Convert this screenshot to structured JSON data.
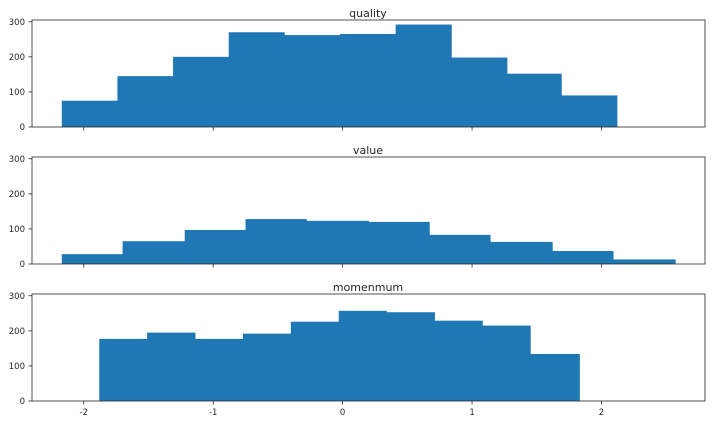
{
  "colors": {
    "bar": "#1f77b4",
    "axis": "#262626",
    "background": "#ffffff"
  },
  "chart_data": [
    {
      "type": "histogram",
      "title": "quality",
      "xlabel": "",
      "ylabel": "",
      "xlim": [
        -2.4,
        2.8
      ],
      "ylim": [
        0,
        305
      ],
      "yticks": [
        0,
        100,
        200,
        300
      ],
      "xticks": [
        -2,
        -1,
        0,
        1,
        2
      ],
      "show_xtick_labels": false,
      "bin_edges": [
        -2.17,
        -1.74,
        -1.31,
        -0.88,
        -0.45,
        -0.02,
        0.41,
        0.84,
        1.27,
        1.69,
        2.12
      ],
      "values": [
        75,
        145,
        200,
        270,
        262,
        265,
        292,
        198,
        152,
        90
      ]
    },
    {
      "type": "histogram",
      "title": "value",
      "xlabel": "",
      "ylabel": "",
      "xlim": [
        -2.4,
        2.8
      ],
      "ylim": [
        0,
        305
      ],
      "yticks": [
        0,
        100,
        200,
        300
      ],
      "xticks": [
        -2,
        -1,
        0,
        1,
        2
      ],
      "show_xtick_labels": false,
      "bin_edges": [
        -2.17,
        -1.7,
        -1.22,
        -0.75,
        -0.28,
        0.2,
        0.67,
        1.14,
        1.62,
        2.09,
        2.57
      ],
      "values": [
        28,
        65,
        97,
        128,
        123,
        120,
        83,
        63,
        37,
        13
      ]
    },
    {
      "type": "histogram",
      "title": "momenmum",
      "xlabel": "",
      "ylabel": "",
      "xlim": [
        -2.4,
        2.8
      ],
      "ylim": [
        0,
        305
      ],
      "yticks": [
        0,
        100,
        200,
        300
      ],
      "xticks": [
        -2,
        -1,
        0,
        1,
        2
      ],
      "show_xtick_labels": true,
      "bin_edges": [
        -1.88,
        -1.51,
        -1.14,
        -0.77,
        -0.4,
        -0.03,
        0.34,
        0.71,
        1.08,
        1.45,
        1.83
      ],
      "values": [
        177,
        195,
        177,
        192,
        226,
        257,
        253,
        229,
        215,
        134
      ]
    }
  ]
}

◆ **Request**: Take the entries shown above and quote them verbatim, passing over the pictures.

◆ **The response**:
Convert this screenshot to structured JSON data.
{
  "colors": {
    "bar": "#1f77b4",
    "axis": "#262626",
    "background": "#ffffff"
  },
  "chart_data": [
    {
      "type": "histogram",
      "title": "quality",
      "xlabel": "",
      "ylabel": "",
      "xlim": [
        -2.4,
        2.8
      ],
      "ylim": [
        0,
        305
      ],
      "yticks": [
        0,
        100,
        200,
        300
      ],
      "xticks": [
        -2,
        -1,
        0,
        1,
        2
      ],
      "show_xtick_labels": false,
      "bin_edges": [
        -2.17,
        -1.74,
        -1.31,
        -0.88,
        -0.45,
        -0.02,
        0.41,
        0.84,
        1.27,
        1.69,
        2.12
      ],
      "values": [
        75,
        145,
        200,
        270,
        262,
        265,
        292,
        198,
        152,
        90
      ]
    },
    {
      "type": "histogram",
      "title": "value",
      "xlabel": "",
      "ylabel": "",
      "xlim": [
        -2.4,
        2.8
      ],
      "ylim": [
        0,
        305
      ],
      "yticks": [
        0,
        100,
        200,
        300
      ],
      "xticks": [
        -2,
        -1,
        0,
        1,
        2
      ],
      "show_xtick_labels": false,
      "bin_edges": [
        -2.17,
        -1.7,
        -1.22,
        -0.75,
        -0.28,
        0.2,
        0.67,
        1.14,
        1.62,
        2.09,
        2.57
      ],
      "values": [
        28,
        65,
        97,
        128,
        123,
        120,
        83,
        63,
        37,
        13
      ]
    },
    {
      "type": "histogram",
      "title": "momenmum",
      "xlabel": "",
      "ylabel": "",
      "xlim": [
        -2.4,
        2.8
      ],
      "ylim": [
        0,
        305
      ],
      "yticks": [
        0,
        100,
        200,
        300
      ],
      "xticks": [
        -2,
        -1,
        0,
        1,
        2
      ],
      "show_xtick_labels": true,
      "bin_edges": [
        -1.88,
        -1.51,
        -1.14,
        -0.77,
        -0.4,
        -0.03,
        0.34,
        0.71,
        1.08,
        1.45,
        1.83
      ],
      "values": [
        177,
        195,
        177,
        192,
        226,
        257,
        253,
        229,
        215,
        134
      ]
    }
  ]
}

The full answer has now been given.